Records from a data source
################

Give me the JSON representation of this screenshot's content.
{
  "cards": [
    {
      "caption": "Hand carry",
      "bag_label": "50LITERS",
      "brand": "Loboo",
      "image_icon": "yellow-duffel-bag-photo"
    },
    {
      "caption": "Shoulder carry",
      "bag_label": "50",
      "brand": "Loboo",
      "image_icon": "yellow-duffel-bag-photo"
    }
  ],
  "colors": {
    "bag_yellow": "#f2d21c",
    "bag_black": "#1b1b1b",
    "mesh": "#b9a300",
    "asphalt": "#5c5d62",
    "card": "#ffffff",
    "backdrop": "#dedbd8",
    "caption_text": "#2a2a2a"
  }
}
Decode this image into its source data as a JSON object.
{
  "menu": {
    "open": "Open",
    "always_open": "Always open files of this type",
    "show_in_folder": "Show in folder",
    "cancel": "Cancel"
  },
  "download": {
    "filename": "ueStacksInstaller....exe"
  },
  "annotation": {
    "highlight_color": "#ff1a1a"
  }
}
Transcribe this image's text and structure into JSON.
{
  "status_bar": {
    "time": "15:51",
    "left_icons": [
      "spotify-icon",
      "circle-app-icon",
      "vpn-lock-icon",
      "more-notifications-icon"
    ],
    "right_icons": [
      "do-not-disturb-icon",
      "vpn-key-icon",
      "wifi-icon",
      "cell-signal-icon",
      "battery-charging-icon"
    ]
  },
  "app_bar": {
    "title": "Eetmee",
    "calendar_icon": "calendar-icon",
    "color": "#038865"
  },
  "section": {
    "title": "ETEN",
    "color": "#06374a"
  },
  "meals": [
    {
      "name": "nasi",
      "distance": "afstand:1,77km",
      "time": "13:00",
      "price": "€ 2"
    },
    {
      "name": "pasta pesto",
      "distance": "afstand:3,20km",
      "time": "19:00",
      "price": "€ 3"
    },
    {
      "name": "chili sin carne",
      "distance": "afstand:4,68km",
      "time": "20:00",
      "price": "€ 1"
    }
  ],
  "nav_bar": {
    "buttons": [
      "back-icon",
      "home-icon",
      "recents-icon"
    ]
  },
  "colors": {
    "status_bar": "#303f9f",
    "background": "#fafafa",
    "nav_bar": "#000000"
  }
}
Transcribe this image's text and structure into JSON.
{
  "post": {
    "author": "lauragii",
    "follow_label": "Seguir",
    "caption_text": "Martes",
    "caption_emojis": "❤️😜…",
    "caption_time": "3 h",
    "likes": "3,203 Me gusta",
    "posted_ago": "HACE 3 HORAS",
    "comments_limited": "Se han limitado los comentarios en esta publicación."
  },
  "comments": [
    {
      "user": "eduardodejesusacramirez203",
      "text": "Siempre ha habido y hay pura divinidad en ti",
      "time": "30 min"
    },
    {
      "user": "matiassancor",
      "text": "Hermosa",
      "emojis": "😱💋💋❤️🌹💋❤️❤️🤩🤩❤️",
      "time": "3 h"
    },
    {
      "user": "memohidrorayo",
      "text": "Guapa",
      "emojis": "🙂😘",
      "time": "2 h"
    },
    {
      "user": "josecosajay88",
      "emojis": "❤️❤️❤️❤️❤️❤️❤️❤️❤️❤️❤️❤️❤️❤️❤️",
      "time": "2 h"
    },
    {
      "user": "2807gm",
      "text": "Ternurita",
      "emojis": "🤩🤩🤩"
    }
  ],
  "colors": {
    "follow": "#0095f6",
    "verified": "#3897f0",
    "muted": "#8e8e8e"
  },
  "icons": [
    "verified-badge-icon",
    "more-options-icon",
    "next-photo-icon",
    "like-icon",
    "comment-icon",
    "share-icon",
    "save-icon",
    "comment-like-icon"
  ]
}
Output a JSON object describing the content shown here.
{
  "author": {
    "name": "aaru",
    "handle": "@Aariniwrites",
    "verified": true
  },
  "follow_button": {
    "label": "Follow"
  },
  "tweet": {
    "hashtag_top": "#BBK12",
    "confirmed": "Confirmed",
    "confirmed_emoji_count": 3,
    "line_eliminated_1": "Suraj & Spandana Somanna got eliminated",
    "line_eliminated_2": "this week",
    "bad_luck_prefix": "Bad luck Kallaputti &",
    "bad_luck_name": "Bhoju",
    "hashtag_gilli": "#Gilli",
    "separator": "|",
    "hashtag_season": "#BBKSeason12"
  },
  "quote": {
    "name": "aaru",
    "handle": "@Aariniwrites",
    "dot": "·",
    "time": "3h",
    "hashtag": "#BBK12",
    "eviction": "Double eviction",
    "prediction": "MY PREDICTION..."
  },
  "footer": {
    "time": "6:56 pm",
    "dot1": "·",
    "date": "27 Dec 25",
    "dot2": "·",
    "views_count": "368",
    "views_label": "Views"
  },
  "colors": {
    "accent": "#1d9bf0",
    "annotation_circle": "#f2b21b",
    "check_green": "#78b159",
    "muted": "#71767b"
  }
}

################

_What you will do_.
Only lines with the word "afstand" are wanted, so copy each one from the records.

_Expected answer_.
      "distance": "afstand:1,77km",
      "distance": "afstand:3,20km",
      "distance": "afstand:4,68km",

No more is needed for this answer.